Exercise goal
Send back the entries below exactly as they appear.

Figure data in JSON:
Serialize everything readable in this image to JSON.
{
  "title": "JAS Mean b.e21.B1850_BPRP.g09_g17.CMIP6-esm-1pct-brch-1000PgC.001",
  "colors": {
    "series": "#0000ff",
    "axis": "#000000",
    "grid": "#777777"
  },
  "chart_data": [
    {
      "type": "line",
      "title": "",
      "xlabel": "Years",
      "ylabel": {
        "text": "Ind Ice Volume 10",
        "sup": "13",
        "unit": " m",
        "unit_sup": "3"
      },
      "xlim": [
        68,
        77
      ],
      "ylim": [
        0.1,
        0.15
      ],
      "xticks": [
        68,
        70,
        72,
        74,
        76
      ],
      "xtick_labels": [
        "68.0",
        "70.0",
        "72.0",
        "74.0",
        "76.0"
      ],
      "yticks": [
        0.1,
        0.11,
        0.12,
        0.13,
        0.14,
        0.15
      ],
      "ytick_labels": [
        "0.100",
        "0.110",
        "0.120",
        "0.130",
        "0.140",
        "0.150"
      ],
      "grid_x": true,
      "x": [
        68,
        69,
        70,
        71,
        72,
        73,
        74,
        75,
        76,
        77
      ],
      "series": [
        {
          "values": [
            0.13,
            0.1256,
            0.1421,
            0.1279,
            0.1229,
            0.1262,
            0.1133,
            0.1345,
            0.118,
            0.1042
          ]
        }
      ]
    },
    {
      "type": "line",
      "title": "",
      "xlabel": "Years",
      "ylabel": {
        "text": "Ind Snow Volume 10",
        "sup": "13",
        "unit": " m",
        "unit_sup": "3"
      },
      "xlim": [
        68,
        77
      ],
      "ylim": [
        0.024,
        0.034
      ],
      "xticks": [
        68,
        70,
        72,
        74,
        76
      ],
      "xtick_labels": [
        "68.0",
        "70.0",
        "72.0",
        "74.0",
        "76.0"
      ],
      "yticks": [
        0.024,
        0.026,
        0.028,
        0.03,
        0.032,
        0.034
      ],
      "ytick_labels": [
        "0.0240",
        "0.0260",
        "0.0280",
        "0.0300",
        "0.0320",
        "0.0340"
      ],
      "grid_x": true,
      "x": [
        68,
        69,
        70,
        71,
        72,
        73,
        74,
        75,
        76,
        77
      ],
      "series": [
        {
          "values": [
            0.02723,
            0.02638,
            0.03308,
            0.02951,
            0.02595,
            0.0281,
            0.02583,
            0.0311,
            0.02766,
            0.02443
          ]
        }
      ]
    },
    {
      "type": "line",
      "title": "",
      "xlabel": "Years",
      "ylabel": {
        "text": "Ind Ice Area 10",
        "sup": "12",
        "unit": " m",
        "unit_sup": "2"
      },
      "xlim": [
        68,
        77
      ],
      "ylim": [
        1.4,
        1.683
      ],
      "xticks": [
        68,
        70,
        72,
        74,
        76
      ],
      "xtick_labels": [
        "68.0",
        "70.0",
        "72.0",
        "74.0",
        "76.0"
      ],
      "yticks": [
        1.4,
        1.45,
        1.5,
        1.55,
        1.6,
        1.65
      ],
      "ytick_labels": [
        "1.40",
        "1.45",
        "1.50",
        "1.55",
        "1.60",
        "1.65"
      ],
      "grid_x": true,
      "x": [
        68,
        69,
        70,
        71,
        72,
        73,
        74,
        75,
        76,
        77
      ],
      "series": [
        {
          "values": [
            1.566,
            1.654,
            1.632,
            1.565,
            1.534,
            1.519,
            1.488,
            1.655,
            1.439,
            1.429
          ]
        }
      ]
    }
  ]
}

Solution to this task
Serialize everything readable in this image to JSON.
{
  "title": "JAS Mean b.e21.B1850_BPRP.g09_g17.CMIP6-esm-1pct-brch-1000PgC.001",
  "colors": {
    "series": "#0000ff",
    "axis": "#000000",
    "grid": "#777777"
  },
  "chart_data": [
    {
      "type": "line",
      "title": "",
      "xlabel": "Years",
      "ylabel": {
        "text": "Ind Ice Volume 10",
        "sup": "13",
        "unit": " m",
        "unit_sup": "3"
      },
      "xlim": [
        68,
        77
      ],
      "ylim": [
        0.1,
        0.15
      ],
      "xticks": [
        68,
        70,
        72,
        74,
        76
      ],
      "xtick_labels": [
        "68.0",
        "70.0",
        "72.0",
        "74.0",
        "76.0"
      ],
      "yticks": [
        0.1,
        0.11,
        0.12,
        0.13,
        0.14,
        0.15
      ],
      "ytick_labels": [
        "0.100",
        "0.110",
        "0.120",
        "0.130",
        "0.140",
        "0.150"
      ],
      "grid_x": true,
      "x": [
        68,
        69,
        70,
        71,
        72,
        73,
        74,
        75,
        76,
        77
      ],
      "series": [
        {
          "values": [
            0.13,
            0.1256,
            0.1421,
            0.1279,
            0.1229,
            0.1262,
            0.1133,
            0.1345,
            0.118,
            0.1042
          ]
        }
      ]
    },
    {
      "type": "line",
      "title": "",
      "xlabel": "Years",
      "ylabel": {
        "text": "Ind Snow Volume 10",
        "sup": "13",
        "unit": " m",
        "unit_sup": "3"
      },
      "xlim": [
        68,
        77
      ],
      "ylim": [
        0.024,
        0.034
      ],
      "xticks": [
        68,
        70,
        72,
        74,
        76
      ],
      "xtick_labels": [
        "68.0",
        "70.0",
        "72.0",
        "74.0",
        "76.0"
      ],
      "yticks": [
        0.024,
        0.026,
        0.028,
        0.03,
        0.032,
        0.034
      ],
      "ytick_labels": [
        "0.0240",
        "0.0260",
        "0.0280",
        "0.0300",
        "0.0320",
        "0.0340"
      ],
      "grid_x": true,
      "x": [
        68,
        69,
        70,
        71,
        72,
        73,
        74,
        75,
        76,
        77
      ],
      "series": [
        {
          "values": [
            0.02723,
            0.02638,
            0.03308,
            0.02951,
            0.02595,
            0.0281,
            0.02583,
            0.0311,
            0.02766,
            0.02443
          ]
        }
      ]
    },
    {
      "type": "line",
      "title": "",
      "xlabel": "Years",
      "ylabel": {
        "text": "Ind Ice Area 10",
        "sup": "12",
        "unit": " m",
        "unit_sup": "2"
      },
      "xlim": [
        68,
        77
      ],
      "ylim": [
        1.4,
        1.683
      ],
      "xticks": [
        68,
        70,
        72,
        74,
        76
      ],
      "xtick_labels": [
        "68.0",
        "70.0",
        "72.0",
        "74.0",
        "76.0"
      ],
      "yticks": [
        1.4,
        1.45,
        1.5,
        1.55,
        1.6,
        1.65
      ],
      "ytick_labels": [
        "1.40",
        "1.45",
        "1.50",
        "1.55",
        "1.60",
        "1.65"
      ],
      "grid_x": true,
      "x": [
        68,
        69,
        70,
        71,
        72,
        73,
        74,
        75,
        76,
        77
      ],
      "series": [
        {
          "values": [
            1.566,
            1.654,
            1.632,
            1.565,
            1.534,
            1.519,
            1.488,
            1.655,
            1.439,
            1.429
          ]
        }
      ]
    }
  ]
}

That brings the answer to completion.